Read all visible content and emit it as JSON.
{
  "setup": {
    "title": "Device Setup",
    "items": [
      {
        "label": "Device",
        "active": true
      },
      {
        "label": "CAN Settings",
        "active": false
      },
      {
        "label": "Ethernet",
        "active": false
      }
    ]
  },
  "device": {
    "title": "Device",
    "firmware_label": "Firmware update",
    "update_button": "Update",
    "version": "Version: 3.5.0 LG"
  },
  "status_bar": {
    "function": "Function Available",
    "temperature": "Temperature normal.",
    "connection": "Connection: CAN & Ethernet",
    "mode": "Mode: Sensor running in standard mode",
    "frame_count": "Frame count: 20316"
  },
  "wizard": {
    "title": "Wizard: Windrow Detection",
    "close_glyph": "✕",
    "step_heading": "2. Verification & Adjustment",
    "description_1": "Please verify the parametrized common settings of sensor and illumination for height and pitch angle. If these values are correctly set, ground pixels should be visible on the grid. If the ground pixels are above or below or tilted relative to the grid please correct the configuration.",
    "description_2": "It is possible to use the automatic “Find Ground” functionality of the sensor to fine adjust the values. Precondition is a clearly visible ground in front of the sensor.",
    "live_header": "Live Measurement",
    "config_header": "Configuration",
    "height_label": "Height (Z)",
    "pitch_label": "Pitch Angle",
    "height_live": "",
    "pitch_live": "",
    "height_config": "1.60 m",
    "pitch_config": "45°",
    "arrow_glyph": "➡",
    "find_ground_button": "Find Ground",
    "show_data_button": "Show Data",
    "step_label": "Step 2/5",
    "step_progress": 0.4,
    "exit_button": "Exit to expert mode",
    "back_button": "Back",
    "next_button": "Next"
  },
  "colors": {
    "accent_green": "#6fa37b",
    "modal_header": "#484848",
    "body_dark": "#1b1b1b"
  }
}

=-=-=-=-=

Prompt: Repeat each record exactly, leaving nothing out.

Finished answer:
Read all visible content and emit it as JSON.
{
  "setup": {
    "title": "Device Setup",
    "items": [
      {
        "label": "Device",
        "active": true
      },
      {
        "label": "CAN Settings",
        "active": false
      },
      {
        "label": "Ethernet",
        "active": false
      }
    ]
  },
  "device": {
    "title": "Device",
    "firmware_label": "Firmware update",
    "update_button": "Update",
    "version": "Version: 3.5.0 LG"
  },
  "status_bar": {
    "function": "Function Available",
    "temperature": "Temperature normal.",
    "connection": "Connection: CAN & Ethernet",
    "mode": "Mode: Sensor running in standard mode",
    "frame_count": "Frame count: 20316"
  },
  "wizard": {
    "title": "Wizard: Windrow Detection",
    "close_glyph": "✕",
    "step_heading": "2. Verification & Adjustment",
    "description_1": "Please verify the parametrized common settings of sensor and illumination for height and pitch angle. If these values are correctly set, ground pixels should be visible on the grid. If the ground pixels are above or below or tilted relative to the grid please correct the configuration.",
    "description_2": "It is possible to use the automatic “Find Ground” functionality of the sensor to fine adjust the values. Precondition is a clearly visible ground in front of the sensor.",
    "live_header": "Live Measurement",
    "config_header": "Configuration",
    "height_label": "Height (Z)",
    "pitch_label": "Pitch Angle",
    "height_live": "",
    "pitch_live": "",
    "height_config": "1.60 m",
    "pitch_config": "45°",
    "arrow_glyph": "➡",
    "find_ground_button": "Find Ground",
    "show_data_button": "Show Data",
    "step_label": "Step 2/5",
    "step_progress": 0.4,
    "exit_button": "Exit to expert mode",
    "back_button": "Back",
    "next_button": "Next"
  },
  "colors": {
    "accent_green": "#6fa37b",
    "modal_header": "#484848",
    "body_dark": "#1b1b1b"
  }
}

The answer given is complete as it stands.